- Instruction -
Check each line for the word "XBRL" and give how many have it. Say nothing else.

- Record excerpts -
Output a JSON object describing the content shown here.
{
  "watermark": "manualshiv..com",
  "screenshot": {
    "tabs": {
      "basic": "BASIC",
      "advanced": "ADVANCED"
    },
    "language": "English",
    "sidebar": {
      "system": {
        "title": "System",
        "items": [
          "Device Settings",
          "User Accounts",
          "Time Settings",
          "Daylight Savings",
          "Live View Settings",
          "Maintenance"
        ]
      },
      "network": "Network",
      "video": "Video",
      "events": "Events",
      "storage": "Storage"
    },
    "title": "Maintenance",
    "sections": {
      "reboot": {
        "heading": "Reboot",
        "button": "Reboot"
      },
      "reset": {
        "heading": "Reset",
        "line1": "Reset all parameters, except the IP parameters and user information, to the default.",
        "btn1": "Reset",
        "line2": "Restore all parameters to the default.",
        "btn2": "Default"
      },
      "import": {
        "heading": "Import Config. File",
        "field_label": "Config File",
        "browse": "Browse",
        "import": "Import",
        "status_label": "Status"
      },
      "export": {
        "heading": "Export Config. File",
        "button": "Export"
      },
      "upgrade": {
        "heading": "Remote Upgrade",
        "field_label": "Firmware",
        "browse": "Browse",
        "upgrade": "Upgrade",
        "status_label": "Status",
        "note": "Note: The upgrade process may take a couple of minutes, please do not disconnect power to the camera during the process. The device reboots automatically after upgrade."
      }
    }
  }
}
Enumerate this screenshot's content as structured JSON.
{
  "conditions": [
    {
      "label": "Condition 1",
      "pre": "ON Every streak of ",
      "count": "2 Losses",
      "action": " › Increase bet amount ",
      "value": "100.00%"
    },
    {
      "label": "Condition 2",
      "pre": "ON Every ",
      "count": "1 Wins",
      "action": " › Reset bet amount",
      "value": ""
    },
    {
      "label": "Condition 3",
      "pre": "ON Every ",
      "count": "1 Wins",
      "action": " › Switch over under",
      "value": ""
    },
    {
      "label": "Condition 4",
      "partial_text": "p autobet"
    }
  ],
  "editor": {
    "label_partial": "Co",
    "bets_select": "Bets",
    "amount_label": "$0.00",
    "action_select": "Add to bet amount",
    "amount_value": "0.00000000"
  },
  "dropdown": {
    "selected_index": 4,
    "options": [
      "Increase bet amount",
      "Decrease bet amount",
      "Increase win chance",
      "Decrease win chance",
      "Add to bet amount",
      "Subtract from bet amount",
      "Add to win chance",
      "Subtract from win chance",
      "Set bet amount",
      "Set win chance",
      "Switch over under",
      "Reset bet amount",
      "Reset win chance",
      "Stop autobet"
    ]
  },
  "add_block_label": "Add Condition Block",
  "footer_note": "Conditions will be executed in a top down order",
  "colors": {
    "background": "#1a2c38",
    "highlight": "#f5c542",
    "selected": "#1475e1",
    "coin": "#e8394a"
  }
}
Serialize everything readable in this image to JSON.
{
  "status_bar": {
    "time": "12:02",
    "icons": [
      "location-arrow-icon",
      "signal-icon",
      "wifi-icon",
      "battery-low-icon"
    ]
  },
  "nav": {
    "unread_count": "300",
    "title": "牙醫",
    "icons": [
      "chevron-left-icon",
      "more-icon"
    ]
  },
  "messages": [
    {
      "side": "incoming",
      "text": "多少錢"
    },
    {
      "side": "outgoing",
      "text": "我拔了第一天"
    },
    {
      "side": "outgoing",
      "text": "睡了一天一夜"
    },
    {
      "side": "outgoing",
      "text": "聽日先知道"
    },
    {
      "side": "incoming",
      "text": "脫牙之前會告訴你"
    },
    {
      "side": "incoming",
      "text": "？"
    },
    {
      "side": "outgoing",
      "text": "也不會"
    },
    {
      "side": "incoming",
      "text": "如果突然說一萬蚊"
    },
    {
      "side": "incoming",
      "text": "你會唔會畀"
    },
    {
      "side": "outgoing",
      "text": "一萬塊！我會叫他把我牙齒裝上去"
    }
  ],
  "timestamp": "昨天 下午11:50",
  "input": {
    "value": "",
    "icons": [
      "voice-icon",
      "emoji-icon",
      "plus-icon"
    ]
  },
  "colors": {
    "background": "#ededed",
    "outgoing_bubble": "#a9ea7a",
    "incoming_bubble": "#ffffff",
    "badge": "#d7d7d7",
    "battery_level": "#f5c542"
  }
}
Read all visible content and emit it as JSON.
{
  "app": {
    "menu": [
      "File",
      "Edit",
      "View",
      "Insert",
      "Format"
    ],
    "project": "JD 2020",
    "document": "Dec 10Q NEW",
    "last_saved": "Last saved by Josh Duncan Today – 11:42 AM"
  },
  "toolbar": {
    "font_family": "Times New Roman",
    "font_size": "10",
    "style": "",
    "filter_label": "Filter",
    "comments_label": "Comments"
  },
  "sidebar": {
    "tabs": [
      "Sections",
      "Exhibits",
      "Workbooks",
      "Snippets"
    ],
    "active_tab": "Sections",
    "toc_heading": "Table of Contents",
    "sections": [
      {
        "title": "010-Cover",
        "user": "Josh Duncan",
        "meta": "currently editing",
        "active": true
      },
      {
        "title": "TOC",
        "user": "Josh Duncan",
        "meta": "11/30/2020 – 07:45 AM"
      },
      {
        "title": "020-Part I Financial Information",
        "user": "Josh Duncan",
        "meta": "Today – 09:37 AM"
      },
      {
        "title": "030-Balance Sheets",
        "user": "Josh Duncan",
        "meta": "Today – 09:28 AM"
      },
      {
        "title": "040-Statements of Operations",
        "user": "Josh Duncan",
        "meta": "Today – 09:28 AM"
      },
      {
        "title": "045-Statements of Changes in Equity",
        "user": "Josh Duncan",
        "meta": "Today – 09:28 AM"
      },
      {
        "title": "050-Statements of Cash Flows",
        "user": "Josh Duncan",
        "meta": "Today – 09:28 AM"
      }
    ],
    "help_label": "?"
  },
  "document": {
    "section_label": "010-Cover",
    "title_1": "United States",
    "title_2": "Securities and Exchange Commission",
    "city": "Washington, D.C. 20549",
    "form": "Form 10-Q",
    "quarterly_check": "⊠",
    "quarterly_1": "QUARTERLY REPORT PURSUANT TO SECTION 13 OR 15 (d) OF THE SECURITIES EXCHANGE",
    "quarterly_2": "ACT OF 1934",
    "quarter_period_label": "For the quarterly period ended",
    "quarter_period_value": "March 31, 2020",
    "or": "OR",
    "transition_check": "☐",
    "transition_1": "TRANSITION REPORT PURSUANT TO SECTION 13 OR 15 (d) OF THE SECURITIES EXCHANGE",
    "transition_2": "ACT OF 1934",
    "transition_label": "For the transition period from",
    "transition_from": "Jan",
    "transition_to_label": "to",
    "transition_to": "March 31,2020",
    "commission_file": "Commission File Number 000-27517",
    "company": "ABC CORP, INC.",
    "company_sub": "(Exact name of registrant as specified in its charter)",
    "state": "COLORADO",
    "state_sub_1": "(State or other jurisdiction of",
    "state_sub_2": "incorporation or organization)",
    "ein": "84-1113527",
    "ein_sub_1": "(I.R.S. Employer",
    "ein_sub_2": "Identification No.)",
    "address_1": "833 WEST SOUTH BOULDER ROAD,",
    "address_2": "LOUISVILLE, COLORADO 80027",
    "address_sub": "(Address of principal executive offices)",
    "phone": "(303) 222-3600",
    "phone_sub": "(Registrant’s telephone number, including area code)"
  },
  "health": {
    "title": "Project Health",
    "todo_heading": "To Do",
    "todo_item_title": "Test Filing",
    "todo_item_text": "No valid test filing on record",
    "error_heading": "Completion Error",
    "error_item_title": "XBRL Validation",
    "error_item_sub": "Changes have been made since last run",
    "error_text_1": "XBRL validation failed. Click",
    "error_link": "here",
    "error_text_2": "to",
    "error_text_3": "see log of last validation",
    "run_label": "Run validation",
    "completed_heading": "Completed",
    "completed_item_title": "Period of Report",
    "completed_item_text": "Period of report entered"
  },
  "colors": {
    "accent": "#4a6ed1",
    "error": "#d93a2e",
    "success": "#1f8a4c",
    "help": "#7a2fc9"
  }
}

- Expected output -
2